_Page_:
★ ★ ★ ★
Using our assumption that for all \(n=1\ldots N\), \(\tau _n=O(\tau ^2)\), we get that \(E_n=E_0+O(\tau ^{4})\), from which we can conclude that

$$\begin{aligned} \frac{1}{N+1}\sum _{n=0}^NE_n=E_0+O(\tau ^{4}). \end{aligned}$$

From Eq. (14) and the chain rule, for fixed \(\tau _0\) we have

$$\begin{aligned} \left| \nabla {\ell }\left( \theta \right) -\tau ^{-2}\Psi ^{-1}\tau _{0}^{-2}\breve{\mathbb {E}}\left( \breve{\Theta }_{0}-\theta |\breve{Y}_{1:N}=y^*_{1:N}\right) \right| <C_{19}\tau ^{2}, \end{aligned}$$

which then completes the proof.

1.4 Proof of Theorem 6

As for Theorem 5, we need a corollary to Theorem 2 over the kernel set \(\mathcal {K}\), making use of Assumptions 6 and 7.
★ ★ ★ ★
_Data segment_:
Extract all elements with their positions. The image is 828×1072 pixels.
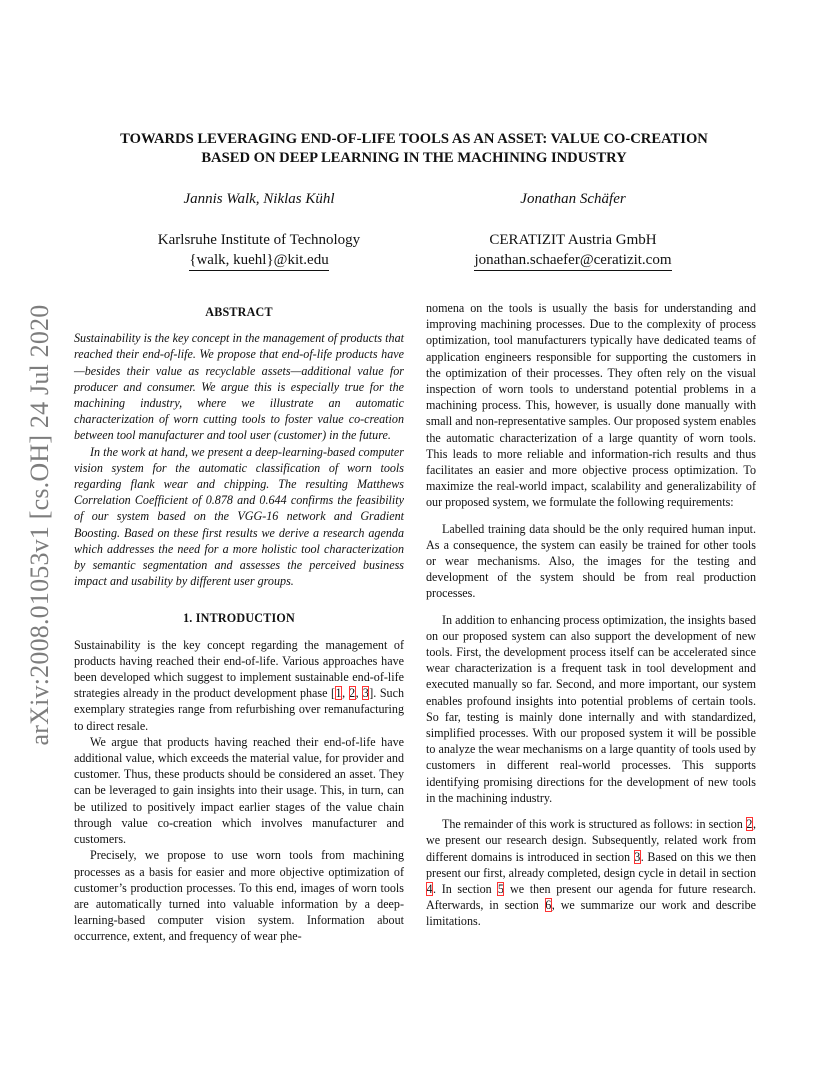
★ ★ ★ ★
_Problems and tasks_:
[1] Using the proof text, decide whether each statement agrees with it, answering yes or no and quoting the words that decide it.
(a) The bound on the gradient of the log-likelihood is obtained from Eq. (14) and the chain rule.
(b) Proving Theorem 6 calls for a corollary to Theorem 3.
(c) The corollary needed for Theorem 6 relies on Assumptions 6 and 7.
[2] Answer these questions from the proof text.
(a) Which quantity is held fixed in the step based on Eq. (14)?
(b) What number does the section heading for the proof of Theorem 6 carry?
(c) Over which set is the corollary to Theorem 2 needed?
[3] Carry on the proof text from its final sentence, writing the next part of the proof of Theorem 6.
The data were taken from a different source.

_Answers to the exercise_:
[1]
(a) Yes: "From Eq. (14) and the chain rule"
(b) No: "we need a corollary to Theorem 2 over the kernel set"
(c) Yes: "making use of Assumptions 6 and 7"

[2]
(a) τ₀
(b) 1.4
(c) The kernel set 𝒦

[3]
Corollary 2

Suppose Assumptions 3, 6, and 7. Suppose also that every kernel in \(\mathcal {K}\) satisfies the mesokurtic condition in Assumptions 3. There exists an \(\eta \) and a constant \(C_{20}\) such that for every \(0<\tau <\eta \) and every \(\kappa \in \mathcal {K}\),

$$\begin{aligned}&\left| \breve{\mathbb {E}}\left[ \left( \breve{\Theta }-\theta \right) \left( \breve{\Theta }-\theta \right) ^{\top }\left| \breve{Y}=y^*\right. \right] -\tau ^{2}\Sigma -\tau ^{4}\Sigma \left( \nabla ^{2}\ell (\theta )\right) \Sigma \right| \\&\quad < C_{20}\tau ^{6}. \end{aligned}$$

Applying Corollary 2, we have

$$\begin{aligned}&\left| \tau ^{4}\breve{\Psi }_N\nabla ^2{\breve{\ell }}\left( \theta ^{[N+1]}\right) \breve{\Psi }_N\right. \\&\quad \left. -\left( {\breve{\mathrm{C}}\mathrm {ov}}_{\theta ^{[N+1]},\tau }\left( \breve{\Theta }_{0:N}|\breve{Y}_{1:N}{=}y^*_{1:N}\right) {-}\tau ^{2}\breve{\Psi }_N\right) \right| <C_{21}\tau ^{6}. \end{aligned}$$

For compact notation, we write

$$\begin{aligned} \breve{C}ov_{s,n}=\breve{\mathrm{C}}{\mathrm {ov}}\left( \breve{\Theta }_{s},\breve{\Theta }_{n}|\breve{Y}_{1:N}=y^*_{1:N}\right) -\sum _{k=0}^{s\wedge {n}}\tau _k^{2}\tau ^2\Psi \end{aligned}$$

and

$$\begin{aligned} \nabla ^2_{s,n}\breve{\ell }= \nabla ^2_{s,n}\breve{\ell }\left( \theta ^{[N+1]}\right) . \end{aligned}$$

From the diagonal terms of the above matrix norm inequality, we derive \(N+1\) equations,

$$\begin{aligned}&\breve{\mathrm{C}}{\mathrm {ov}}_{0,0}=\tau ^4\left[ \breve{\Psi }_N\nabla ^2\breve{\ell }\breve{\Psi }_N\right] _{0,0}+O(\tau ^6), \end{aligned}$$

(20)

$$\begin{aligned}&{\breve{\mathrm{C}}\mathrm {ov}}_{1,1}=\tau ^4\left[ \breve{\Psi }_N\nabla ^2\breve{\ell }\breve{\Psi }_N\right] _{1,1}+O(\tau ^6), \end{aligned}$$

(21)

$$\begin{aligned}&\vdots \end{aligned}$$

(22)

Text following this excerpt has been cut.